> SET TASK: Reproduce the listing exactly, with no pictures in your copy.
<<<<
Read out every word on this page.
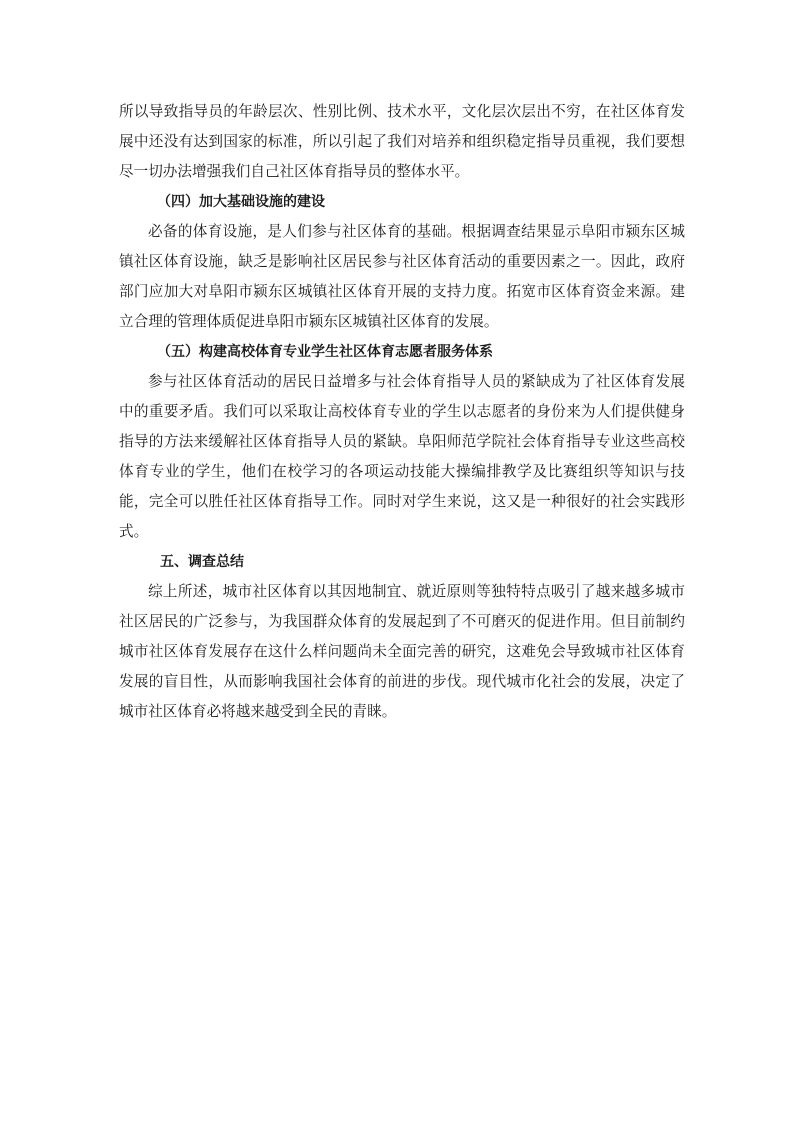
所以导致指导员的年龄层次、性别比例、技术水平，文化层次层出不穷，在社区体育发展中还没有达到国家的标准，所以引起了我们对培养和组织稳定指导员重视，我们要想尽一切办法增强我们自己社区体育指导员的整体水平。

（四）加大基础设施的建设

必备的体育设施，是人们参与社区体育的基础。根据调查结果显示阜阳市颍东区城镇社区体育设施，缺乏是影响社区居民参与社区体育活动的重要因素之一。因此，政府部门应加大对阜阳市颍东区城镇社区体育开展的支持力度。拓宽市区体育资金来源。建立合理的管理体质促进阜阳市颍东区城镇社区体育的发展。

（五）构建高校体育专业学生社区体育志愿者服务体系

参与社区体育活动的居民日益增多与社会体育指导人员的紧缺成为了社区体育发展中的重要矛盾。我们可以采取让高校体育专业的学生以志愿者的身份来为人们提供健身指导的方法来缓解社区体育指导人员的紧缺。阜阳师范学院社会体育指导专业这些高校体育专业的学生，他们在校学习的各项运动技能大操编排教学及比赛组织等知识与技能，完全可以胜任社区体育指导工作。同时对学生来说，这又是一种很好的社会实践形式。

五、调查总结

综上所述，城市社区体育以其因地制宜、就近原则等独特特点吸引了越来越多城市社区居民的广泛参与，为我国群众体育的发展起到了不可磨灭的促进作用。但目前制约城市社区体育发展存在这什么样问题尚未全面完善的研究，这难免会导致城市社区体育发展的盲目性，从而影响我国社会体育的前进的步伐。现代城市化社会的发展，决定了城市社区体育必将越来越受到全民的青睐。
>>>>
> EXPECTED ANSWER:
Read out every word on this page.
所以导致指导员的年龄层次、性别比例、技术水平，文化层次层出不穷，在社区体育发展中还没有达到国家的标准，所以引起了我们对培养和组织稳定指导员重视，我们要想尽一切办法增强我们自己社区体育指导员的整体水平。

（四）加大基础设施的建设

必备的体育设施，是人们参与社区体育的基础。根据调查结果显示阜阳市颍东区城镇社区体育设施，缺乏是影响社区居民参与社区体育活动的重要因素之一。因此，政府部门应加大对阜阳市颍东区城镇社区体育开展的支持力度。拓宽市区体育资金来源。建立合理的管理体质促进阜阳市颍东区城镇社区体育的发展。

（五）构建高校体育专业学生社区体育志愿者服务体系

参与社区体育活动的居民日益增多与社会体育指导人员的紧缺成为了社区体育发展中的重要矛盾。我们可以采取让高校体育专业的学生以志愿者的身份来为人们提供健身指导的方法来缓解社区体育指导人员的紧缺。阜阳师范学院社会体育指导专业这些高校体育专业的学生，他们在校学习的各项运动技能大操编排教学及比赛组织等知识与技能，完全可以胜任社区体育指导工作。同时对学生来说，这又是一种很好的社会实践形式。

五、调查总结

综上所述，城市社区体育以其因地制宜、就近原则等独特特点吸引了越来越多城市社区居民的广泛参与，为我国群众体育的发展起到了不可磨灭的促进作用。但目前制约城市社区体育发展存在这什么样问题尚未全面完善的研究，这难免会导致城市社区体育发展的盲目性，从而影响我国社会体育的前进的步伐。现代城市化社会的发展，决定了城市社区体育必将越来越受到全民的青睐。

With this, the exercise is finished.